§ Entries from a dataset
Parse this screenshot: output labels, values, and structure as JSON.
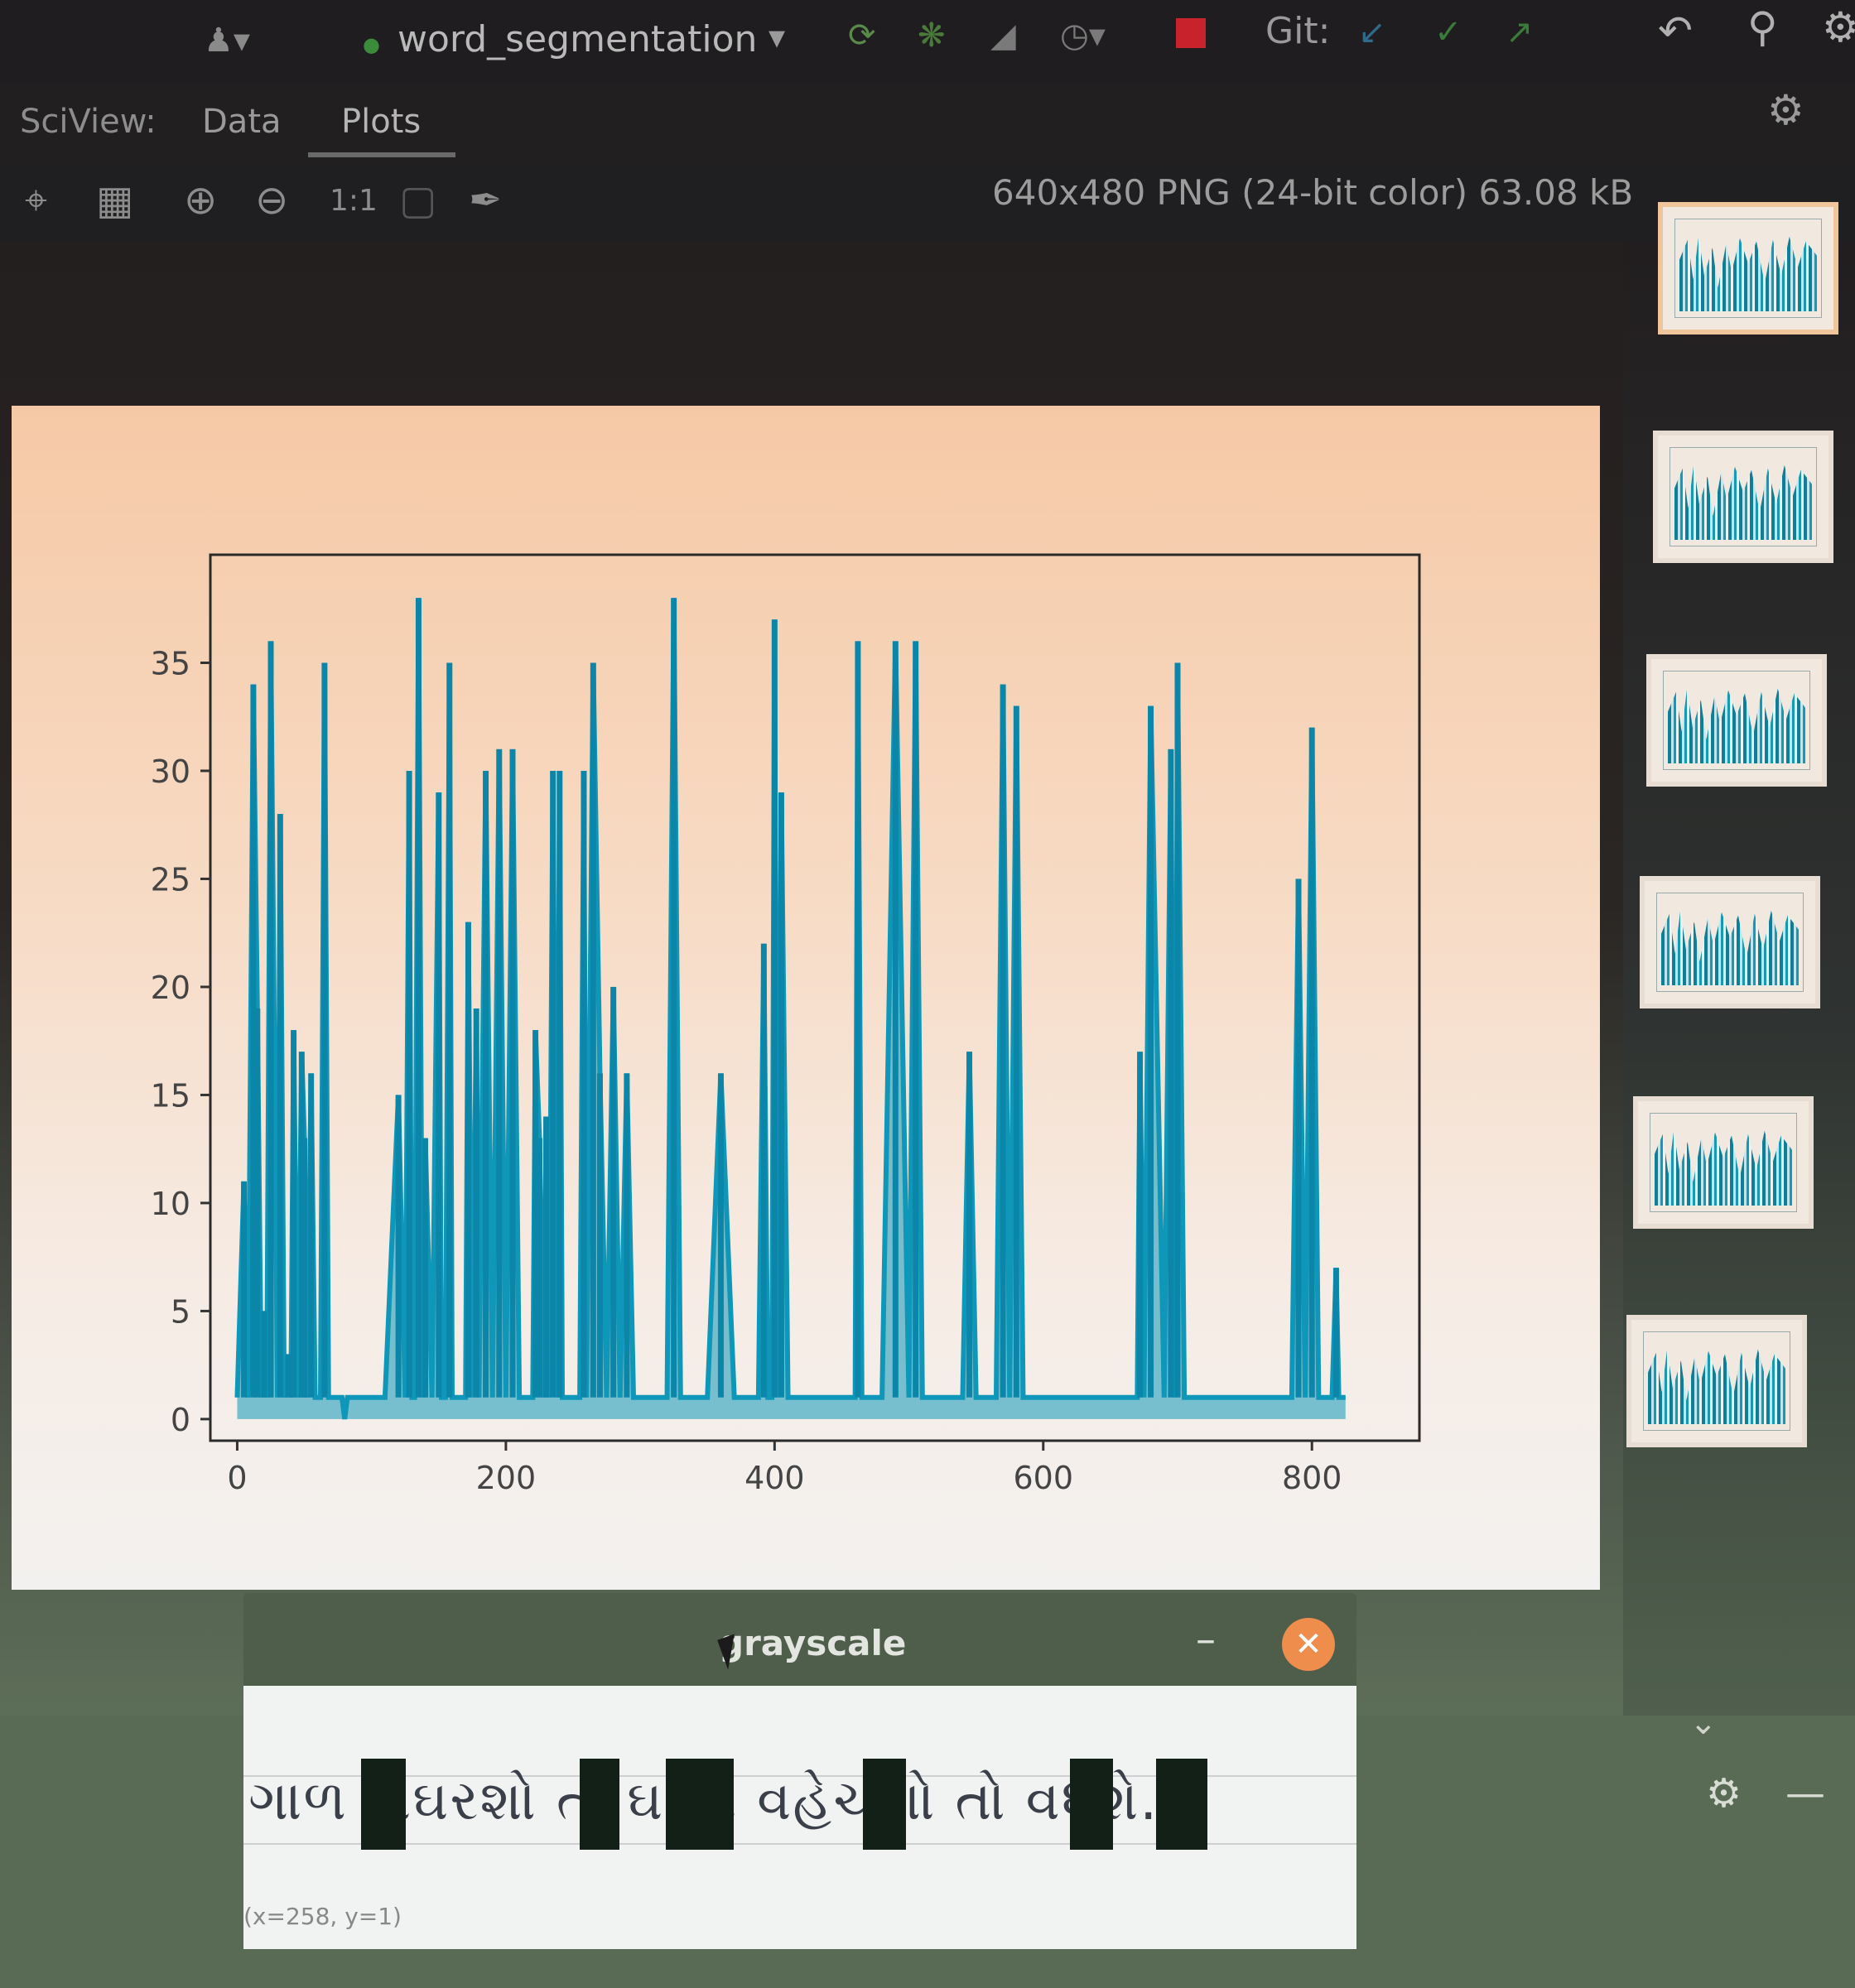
{
  "toolbar": {
    "project": "word_segmentation",
    "git_label": "Git:"
  },
  "sciview": {
    "label": "SciView:",
    "tabs": [
      {
        "label": "Data",
        "active": false
      },
      {
        "label": "Plots",
        "active": true
      }
    ]
  },
  "image_toolbar": {
    "zoom_actual_label": "1:1",
    "image_info": "640x480 PNG (24-bit color) 63.08 kB"
  },
  "chart_data": {
    "type": "line",
    "xlim": [
      -20,
      880
    ],
    "ylim": [
      -1,
      40
    ],
    "xticks": [
      0,
      200,
      400,
      600,
      800
    ],
    "yticks": [
      0,
      5,
      10,
      15,
      20,
      25,
      30,
      35
    ],
    "color": "#0e97b8",
    "series": [
      {
        "x": [
          0,
          5,
          8,
          12,
          15,
          18,
          20,
          22,
          25,
          30,
          32,
          35,
          38,
          40,
          42,
          45,
          48,
          50,
          52,
          55,
          58,
          60,
          62,
          65,
          68,
          70,
          72,
          75,
          78,
          80,
          82,
          85,
          88,
          90,
          95,
          100,
          110,
          120,
          125,
          128,
          130,
          132,
          135,
          138,
          140,
          145,
          150,
          152,
          155,
          158,
          160,
          165,
          168,
          170,
          172,
          175,
          178,
          180,
          185,
          190,
          195,
          200,
          205,
          210,
          215,
          220,
          222,
          225,
          228,
          230,
          232,
          235,
          238,
          240,
          242,
          245,
          248,
          250,
          252,
          255,
          258,
          260,
          265,
          270,
          275,
          280,
          285,
          290,
          295,
          300,
          305,
          310,
          312,
          315,
          318,
          320,
          325,
          330,
          340,
          350,
          360,
          370,
          375,
          380,
          385,
          388,
          392,
          395,
          398,
          400,
          402,
          405,
          410,
          420,
          430,
          440,
          450,
          455,
          458,
          460,
          462,
          465,
          470,
          475,
          480,
          490,
          500,
          505,
          510,
          515,
          518,
          520,
          525,
          530,
          535,
          540,
          545,
          550,
          552,
          555,
          560,
          565,
          570,
          575,
          580,
          585,
          590,
          595,
          600,
          605,
          610,
          615,
          620,
          625,
          630,
          640,
          650,
          660,
          665,
          668,
          670,
          672,
          675,
          680,
          690,
          695,
          698,
          700,
          705,
          710,
          720,
          730,
          740,
          745,
          750,
          752,
          755,
          760,
          765,
          770,
          775,
          778,
          780,
          785,
          790,
          795,
          800,
          805,
          810,
          815,
          818,
          820,
          825
        ],
        "y": [
          1,
          11,
          1,
          34,
          19,
          1,
          5,
          1,
          36,
          1,
          28,
          1,
          3,
          1,
          18,
          1,
          17,
          13,
          1,
          16,
          1,
          1,
          1,
          35,
          1,
          1,
          1,
          1,
          1,
          0,
          1,
          1,
          1,
          1,
          1,
          1,
          1,
          15,
          1,
          30,
          1,
          1,
          38,
          1,
          13,
          1,
          29,
          1,
          1,
          35,
          1,
          1,
          1,
          1,
          23,
          1,
          19,
          1,
          30,
          1,
          31,
          1,
          31,
          1,
          1,
          1,
          18,
          13,
          1,
          14,
          1,
          30,
          1,
          30,
          1,
          1,
          1,
          1,
          1,
          1,
          30,
          1,
          35,
          16,
          1,
          20,
          1,
          16,
          1,
          1,
          1,
          1,
          1,
          1,
          1,
          1,
          38,
          1,
          1,
          1,
          16,
          1,
          1,
          1,
          1,
          1,
          22,
          1,
          1,
          37,
          1,
          29,
          1,
          1,
          1,
          1,
          1,
          1,
          1,
          1,
          36,
          1,
          1,
          1,
          1,
          36,
          1,
          36,
          1,
          1,
          1,
          1,
          1,
          1,
          1,
          1,
          17,
          1,
          1,
          1,
          1,
          1,
          34,
          1,
          33,
          1,
          1,
          1,
          1,
          1,
          1,
          1,
          1,
          1,
          1,
          1,
          1,
          1,
          1,
          1,
          1,
          17,
          1,
          33,
          1,
          31,
          1,
          35,
          1,
          1,
          1,
          1,
          1,
          1,
          1,
          1,
          1,
          1,
          1,
          1,
          1,
          1,
          1,
          1,
          25,
          1,
          32,
          1,
          1,
          1,
          7,
          1,
          1
        ]
      }
    ]
  },
  "thumbnails": [
    {
      "selected": true
    },
    {
      "selected": false
    },
    {
      "selected": false
    },
    {
      "selected": false
    },
    {
      "selected": false
    },
    {
      "selected": false
    }
  ],
  "grayscale_window": {
    "title": "grayscale",
    "text": "ગાળ સંઘરશો તો ઘરશે વહેચશો તો વધશે.",
    "coords": "(x=258, y=1)"
  }
}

§ Instructions for the task
Each record above should be copied character for character, with pictures dropped.

§ Reply to the task
Parse this screenshot: output labels, values, and structure as JSON.
{
  "toolbar": {
    "project": "word_segmentation",
    "git_label": "Git:"
  },
  "sciview": {
    "label": "SciView:",
    "tabs": [
      {
        "label": "Data",
        "active": false
      },
      {
        "label": "Plots",
        "active": true
      }
    ]
  },
  "image_toolbar": {
    "zoom_actual_label": "1:1",
    "image_info": "640x480 PNG (24-bit color) 63.08 kB"
  },
  "chart_data": {
    "type": "line",
    "xlim": [
      -20,
      880
    ],
    "ylim": [
      -1,
      40
    ],
    "xticks": [
      0,
      200,
      400,
      600,
      800
    ],
    "yticks": [
      0,
      5,
      10,
      15,
      20,
      25,
      30,
      35
    ],
    "color": "#0e97b8",
    "series": [
      {
        "x": [
          0,
          5,
          8,
          12,
          15,
          18,
          20,
          22,
          25,
          30,
          32,
          35,
          38,
          40,
          42,
          45,
          48,
          50,
          52,
          55,
          58,
          60,
          62,
          65,
          68,
          70,
          72,
          75,
          78,
          80,
          82,
          85,
          88,
          90,
          95,
          100,
          110,
          120,
          125,
          128,
          130,
          132,
          135,
          138,
          140,
          145,
          150,
          152,
          155,
          158,
          160,
          165,
          168,
          170,
          172,
          175,
          178,
          180,
          185,
          190,
          195,
          200,
          205,
          210,
          215,
          220,
          222,
          225,
          228,
          230,
          232,
          235,
          238,
          240,
          242,
          245,
          248,
          250,
          252,
          255,
          258,
          260,
          265,
          270,
          275,
          280,
          285,
          290,
          295,
          300,
          305,
          310,
          312,
          315,
          318,
          320,
          325,
          330,
          340,
          350,
          360,
          370,
          375,
          380,
          385,
          388,
          392,
          395,
          398,
          400,
          402,
          405,
          410,
          420,
          430,
          440,
          450,
          455,
          458,
          460,
          462,
          465,
          470,
          475,
          480,
          490,
          500,
          505,
          510,
          515,
          518,
          520,
          525,
          530,
          535,
          540,
          545,
          550,
          552,
          555,
          560,
          565,
          570,
          575,
          580,
          585,
          590,
          595,
          600,
          605,
          610,
          615,
          620,
          625,
          630,
          640,
          650,
          660,
          665,
          668,
          670,
          672,
          675,
          680,
          690,
          695,
          698,
          700,
          705,
          710,
          720,
          730,
          740,
          745,
          750,
          752,
          755,
          760,
          765,
          770,
          775,
          778,
          780,
          785,
          790,
          795,
          800,
          805,
          810,
          815,
          818,
          820,
          825
        ],
        "y": [
          1,
          11,
          1,
          34,
          19,
          1,
          5,
          1,
          36,
          1,
          28,
          1,
          3,
          1,
          18,
          1,
          17,
          13,
          1,
          16,
          1,
          1,
          1,
          35,
          1,
          1,
          1,
          1,
          1,
          0,
          1,
          1,
          1,
          1,
          1,
          1,
          1,
          15,
          1,
          30,
          1,
          1,
          38,
          1,
          13,
          1,
          29,
          1,
          1,
          35,
          1,
          1,
          1,
          1,
          23,
          1,
          19,
          1,
          30,
          1,
          31,
          1,
          31,
          1,
          1,
          1,
          18,
          13,
          1,
          14,
          1,
          30,
          1,
          30,
          1,
          1,
          1,
          1,
          1,
          1,
          30,
          1,
          35,
          16,
          1,
          20,
          1,
          16,
          1,
          1,
          1,
          1,
          1,
          1,
          1,
          1,
          38,
          1,
          1,
          1,
          16,
          1,
          1,
          1,
          1,
          1,
          22,
          1,
          1,
          37,
          1,
          29,
          1,
          1,
          1,
          1,
          1,
          1,
          1,
          1,
          36,
          1,
          1,
          1,
          1,
          36,
          1,
          36,
          1,
          1,
          1,
          1,
          1,
          1,
          1,
          1,
          17,
          1,
          1,
          1,
          1,
          1,
          34,
          1,
          33,
          1,
          1,
          1,
          1,
          1,
          1,
          1,
          1,
          1,
          1,
          1,
          1,
          1,
          1,
          1,
          1,
          17,
          1,
          33,
          1,
          31,
          1,
          35,
          1,
          1,
          1,
          1,
          1,
          1,
          1,
          1,
          1,
          1,
          1,
          1,
          1,
          1,
          1,
          1,
          25,
          1,
          32,
          1,
          1,
          1,
          7,
          1,
          1
        ]
      }
    ]
  },
  "thumbnails": [
    {
      "selected": true
    },
    {
      "selected": false
    },
    {
      "selected": false
    },
    {
      "selected": false
    },
    {
      "selected": false
    },
    {
      "selected": false
    }
  ],
  "grayscale_window": {
    "title": "grayscale",
    "text": "ગાળ સંઘરશો તો ઘરશે વહેચશો તો વધશે.",
    "coords": "(x=258, y=1)"
  }
}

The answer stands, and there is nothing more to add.